**REQUIREMENTS**
Find the string "某同学弹奏吉他时" in the listing and report every line that has it.

**RECORDS FOR THIS TASK**

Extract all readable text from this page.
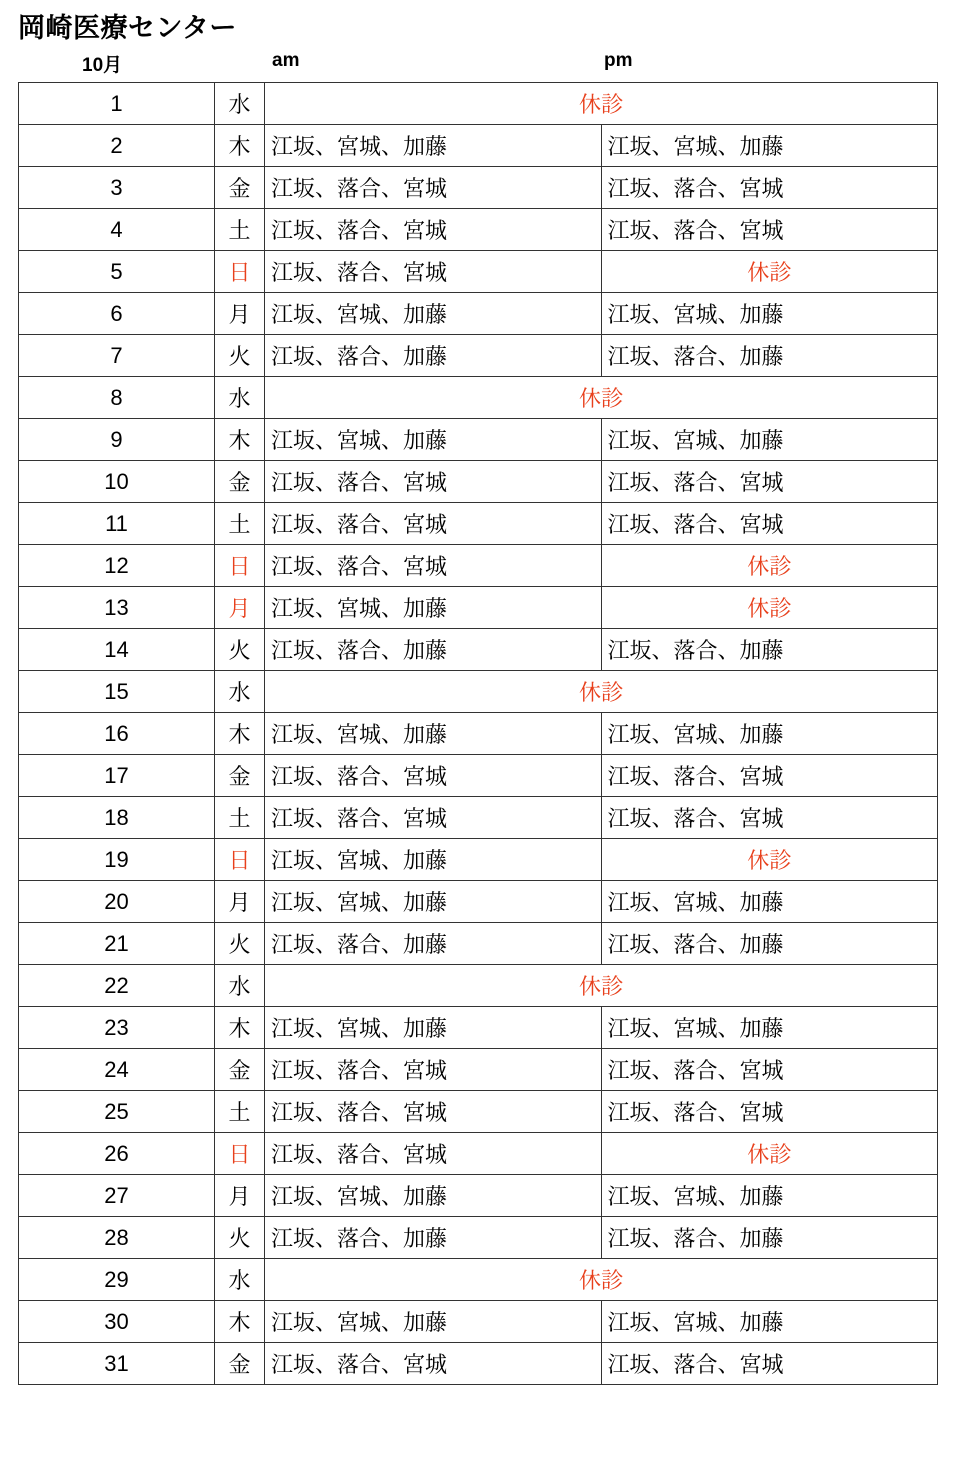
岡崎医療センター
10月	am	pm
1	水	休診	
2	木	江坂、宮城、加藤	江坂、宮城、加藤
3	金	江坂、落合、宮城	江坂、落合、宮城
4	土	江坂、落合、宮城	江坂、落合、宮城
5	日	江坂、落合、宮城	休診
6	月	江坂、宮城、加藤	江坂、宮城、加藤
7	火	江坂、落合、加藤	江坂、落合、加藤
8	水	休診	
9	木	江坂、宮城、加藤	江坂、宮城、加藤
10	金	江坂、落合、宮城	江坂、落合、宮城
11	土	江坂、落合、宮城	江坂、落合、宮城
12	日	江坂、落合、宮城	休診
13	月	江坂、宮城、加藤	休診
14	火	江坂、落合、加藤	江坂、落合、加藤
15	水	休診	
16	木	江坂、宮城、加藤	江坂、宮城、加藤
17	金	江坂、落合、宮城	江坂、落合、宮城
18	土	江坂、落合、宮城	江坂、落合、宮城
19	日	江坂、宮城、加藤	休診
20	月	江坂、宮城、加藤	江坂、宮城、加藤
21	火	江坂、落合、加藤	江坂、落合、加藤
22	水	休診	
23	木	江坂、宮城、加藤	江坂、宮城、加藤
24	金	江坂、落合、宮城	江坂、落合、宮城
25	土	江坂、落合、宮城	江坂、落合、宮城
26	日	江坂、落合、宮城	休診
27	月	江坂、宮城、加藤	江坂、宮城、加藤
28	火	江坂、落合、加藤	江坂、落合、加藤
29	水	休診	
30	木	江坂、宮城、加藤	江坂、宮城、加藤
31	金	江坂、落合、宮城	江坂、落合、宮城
---
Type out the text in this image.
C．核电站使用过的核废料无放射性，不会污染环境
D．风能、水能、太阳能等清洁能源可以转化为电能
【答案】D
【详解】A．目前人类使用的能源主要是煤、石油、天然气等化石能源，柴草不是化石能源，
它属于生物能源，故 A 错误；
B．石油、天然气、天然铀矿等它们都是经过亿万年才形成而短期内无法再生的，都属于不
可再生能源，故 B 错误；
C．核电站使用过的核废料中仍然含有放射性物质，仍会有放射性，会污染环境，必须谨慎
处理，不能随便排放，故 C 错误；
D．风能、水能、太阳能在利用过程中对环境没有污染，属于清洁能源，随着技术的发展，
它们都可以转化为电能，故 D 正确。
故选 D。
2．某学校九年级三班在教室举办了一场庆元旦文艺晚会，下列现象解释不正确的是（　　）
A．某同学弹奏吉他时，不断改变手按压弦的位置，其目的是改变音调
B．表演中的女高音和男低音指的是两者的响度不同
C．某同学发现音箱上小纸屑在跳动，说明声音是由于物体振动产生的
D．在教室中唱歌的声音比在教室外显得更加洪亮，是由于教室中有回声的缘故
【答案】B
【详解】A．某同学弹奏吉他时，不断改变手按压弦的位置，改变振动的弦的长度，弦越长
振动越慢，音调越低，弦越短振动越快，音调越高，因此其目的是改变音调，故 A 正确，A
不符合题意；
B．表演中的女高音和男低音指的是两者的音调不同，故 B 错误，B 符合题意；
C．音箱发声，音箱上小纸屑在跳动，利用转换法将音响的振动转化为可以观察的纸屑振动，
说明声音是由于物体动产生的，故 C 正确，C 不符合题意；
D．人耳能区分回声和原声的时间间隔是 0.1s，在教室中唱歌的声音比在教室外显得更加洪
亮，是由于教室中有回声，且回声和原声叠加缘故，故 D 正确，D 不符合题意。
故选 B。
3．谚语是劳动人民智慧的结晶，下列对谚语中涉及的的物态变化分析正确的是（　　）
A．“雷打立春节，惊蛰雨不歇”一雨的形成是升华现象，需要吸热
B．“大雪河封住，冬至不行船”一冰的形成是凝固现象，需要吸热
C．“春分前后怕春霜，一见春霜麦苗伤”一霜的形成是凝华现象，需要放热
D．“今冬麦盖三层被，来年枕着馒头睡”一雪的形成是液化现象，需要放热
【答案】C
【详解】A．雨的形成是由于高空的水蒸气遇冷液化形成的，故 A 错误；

**RESPONSE TO THE EXERCISE**
A．某同学弹奏吉他时，不断改变手按压弦的位置，其目的是改变音调
【详解】A．某同学弹奏吉他时，不断改变手按压弦的位置，改变振动的弦的长度，弦越长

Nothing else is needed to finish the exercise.